### [Problem to solve]
Reproduce each record below exactly as written.

### [Data supplied]
····················
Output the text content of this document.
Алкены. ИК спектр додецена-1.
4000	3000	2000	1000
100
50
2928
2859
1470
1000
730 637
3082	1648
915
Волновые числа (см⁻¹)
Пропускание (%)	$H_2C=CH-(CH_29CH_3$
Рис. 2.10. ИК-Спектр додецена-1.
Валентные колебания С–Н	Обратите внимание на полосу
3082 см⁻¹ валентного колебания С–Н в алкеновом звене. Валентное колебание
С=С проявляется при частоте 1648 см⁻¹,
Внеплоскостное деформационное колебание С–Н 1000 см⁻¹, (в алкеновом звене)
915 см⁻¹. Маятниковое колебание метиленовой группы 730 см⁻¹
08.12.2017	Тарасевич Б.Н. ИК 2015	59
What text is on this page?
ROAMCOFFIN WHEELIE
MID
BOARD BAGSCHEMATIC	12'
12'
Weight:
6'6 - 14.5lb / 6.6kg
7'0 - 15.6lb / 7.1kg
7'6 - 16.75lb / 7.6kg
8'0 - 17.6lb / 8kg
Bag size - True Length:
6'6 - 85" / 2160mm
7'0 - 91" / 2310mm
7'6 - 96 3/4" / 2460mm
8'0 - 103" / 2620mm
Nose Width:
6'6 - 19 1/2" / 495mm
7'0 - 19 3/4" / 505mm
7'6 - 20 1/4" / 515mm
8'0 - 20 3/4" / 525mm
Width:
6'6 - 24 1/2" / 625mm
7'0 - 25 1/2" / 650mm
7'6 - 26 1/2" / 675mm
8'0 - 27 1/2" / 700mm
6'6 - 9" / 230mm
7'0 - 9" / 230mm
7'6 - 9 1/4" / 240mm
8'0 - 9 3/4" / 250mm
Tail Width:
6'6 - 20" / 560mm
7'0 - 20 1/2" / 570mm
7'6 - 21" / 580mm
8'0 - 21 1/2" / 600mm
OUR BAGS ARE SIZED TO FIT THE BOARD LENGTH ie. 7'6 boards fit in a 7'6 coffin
····················
### [Full response]
Output the text content of this document.
Алкены. ИК спектр додецена-1.
4000	3000	2000	1000
100
50
2928
2859
1470
1000
730 637
3082	1648
915
Волновые числа (см⁻¹)
Пропускание (%)	$H_2C=CH-(CH_29CH_3$
Рис. 2.10. ИК-Спектр додецена-1.
Валентные колебания С–Н	Обратите внимание на полосу
3082 см⁻¹ валентного колебания С–Н в алкеновом звене. Валентное колебание
С=С проявляется при частоте 1648 см⁻¹,
Внеплоскостное деформационное колебание С–Н 1000 см⁻¹, (в алкеновом звене)
915 см⁻¹. Маятниковое колебание метиленовой группы 730 см⁻¹
08.12.2017	Тарасевич Б.Н. ИК 2015	59
What text is on this page?
ROAMCOFFIN WHEELIE
MID
BOARD BAGSCHEMATIC	12'
12'
Weight:
6'6 - 14.5lb / 6.6kg
7'0 - 15.6lb / 7.1kg
7'6 - 16.75lb / 7.6kg
8'0 - 17.6lb / 8kg
Bag size - True Length:
6'6 - 85" / 2160mm
7'0 - 91" / 2310mm
7'6 - 96 3/4" / 2460mm
8'0 - 103" / 2620mm
Nose Width:
6'6 - 19 1/2" / 495mm
7'0 - 19 3/4" / 505mm
7'6 - 20 1/4" / 515mm
8'0 - 20 3/4" / 525mm
Width:
6'6 - 24 1/2" / 625mm
7'0 - 25 1/2" / 650mm
7'6 - 26 1/2" / 675mm
8'0 - 27 1/2" / 700mm
6'6 - 9" / 230mm
7'0 - 9" / 230mm
7'6 - 9 1/4" / 240mm
8'0 - 9 3/4" / 250mm
Tail Width:
6'6 - 20" / 560mm
7'0 - 20 1/2" / 570mm
7'6 - 21" / 580mm
8'0 - 21 1/2" / 600mm
OUR BAGS ARE SIZED TO FIT THE BOARD LENGTH ie. 7'6 boards fit in a 7'6 coffin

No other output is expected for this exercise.